▶ _WHAT THE TASK ASKS_:
Pull out each line of the records holding the string "icon".

Data entries

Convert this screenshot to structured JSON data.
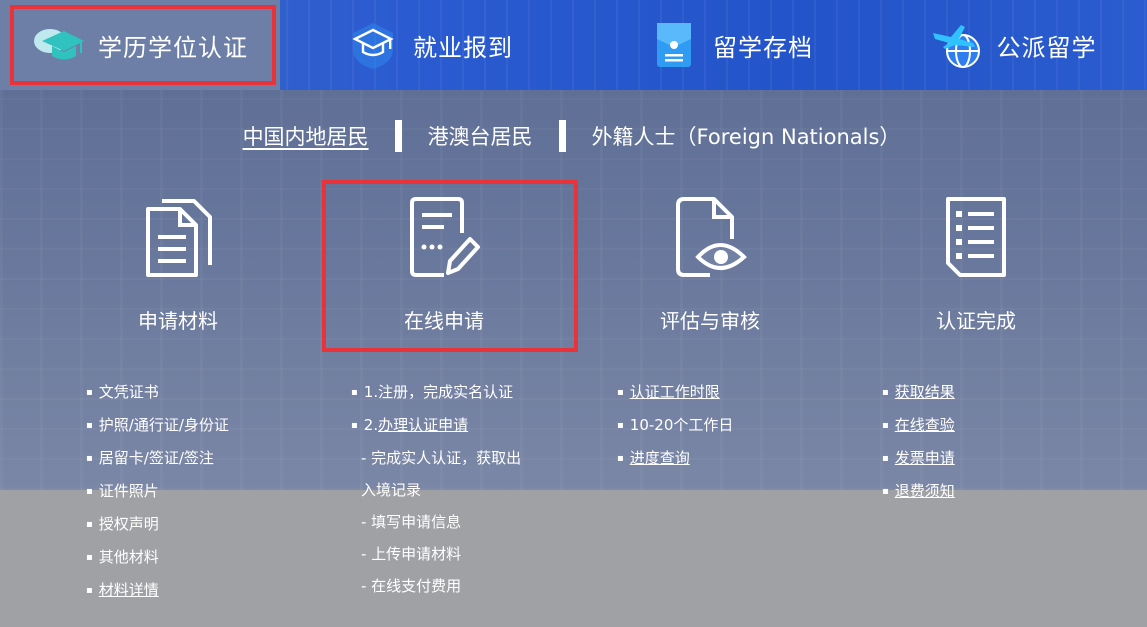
{
  "nav": [
    {
      "label": "学历学位认证",
      "icon": "graduation-cap-icon",
      "active": true
    },
    {
      "label": "就业报到",
      "icon": "grad-shield-icon",
      "active": false
    },
    {
      "label": "留学存档",
      "icon": "folder-archive-icon",
      "active": false
    },
    {
      "label": "公派留学",
      "icon": "plane-globe-icon",
      "active": false
    }
  ],
  "tabs": [
    {
      "label": "中国内地居民",
      "active": true
    },
    {
      "label": "港澳台居民",
      "active": false
    },
    {
      "label": "外籍人士（Foreign Nationals）",
      "active": false
    }
  ],
  "steps": [
    {
      "label": "申请材料",
      "icon": "documents-icon"
    },
    {
      "label": "在线申请",
      "icon": "edit-form-icon"
    },
    {
      "label": "评估与审核",
      "icon": "doc-eye-icon"
    },
    {
      "label": "认证完成",
      "icon": "checklist-icon"
    }
  ],
  "col1": [
    "文凭证书",
    "护照/通行证/身份证",
    "居留卡/签证/签注",
    "证件照片",
    "授权声明",
    "其他材料",
    "材料详情"
  ],
  "col2": {
    "item1": "1.注册，完成实名认证",
    "item2_prefix": "2.",
    "item2_link": "办理认证申请",
    "sub": [
      "- 完成实人认证，获取出",
      "入境记录",
      "- 填写申请信息",
      "- 上传申请材料",
      "- 在线支付费用"
    ]
  },
  "col3": [
    "认证工作时限",
    "10-20个工作日",
    "进度查询"
  ],
  "col4": [
    "获取结果",
    "在线查验",
    "发票申请",
    "退费须知"
  ],
  "colors": {
    "highlight": "#e8333a",
    "topbar": "#2a5bd0",
    "accent_teal": "#3fd0c9"
  }
}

▶ _OUTPUT BELOW_:
      "icon": "graduation-cap-icon",
      "icon": "grad-shield-icon",
      "icon": "folder-archive-icon",
      "icon": "plane-globe-icon",
      "icon": "documents-icon"
      "icon": "edit-form-icon"
      "icon": "doc-eye-icon"
      "icon": "checklist-icon"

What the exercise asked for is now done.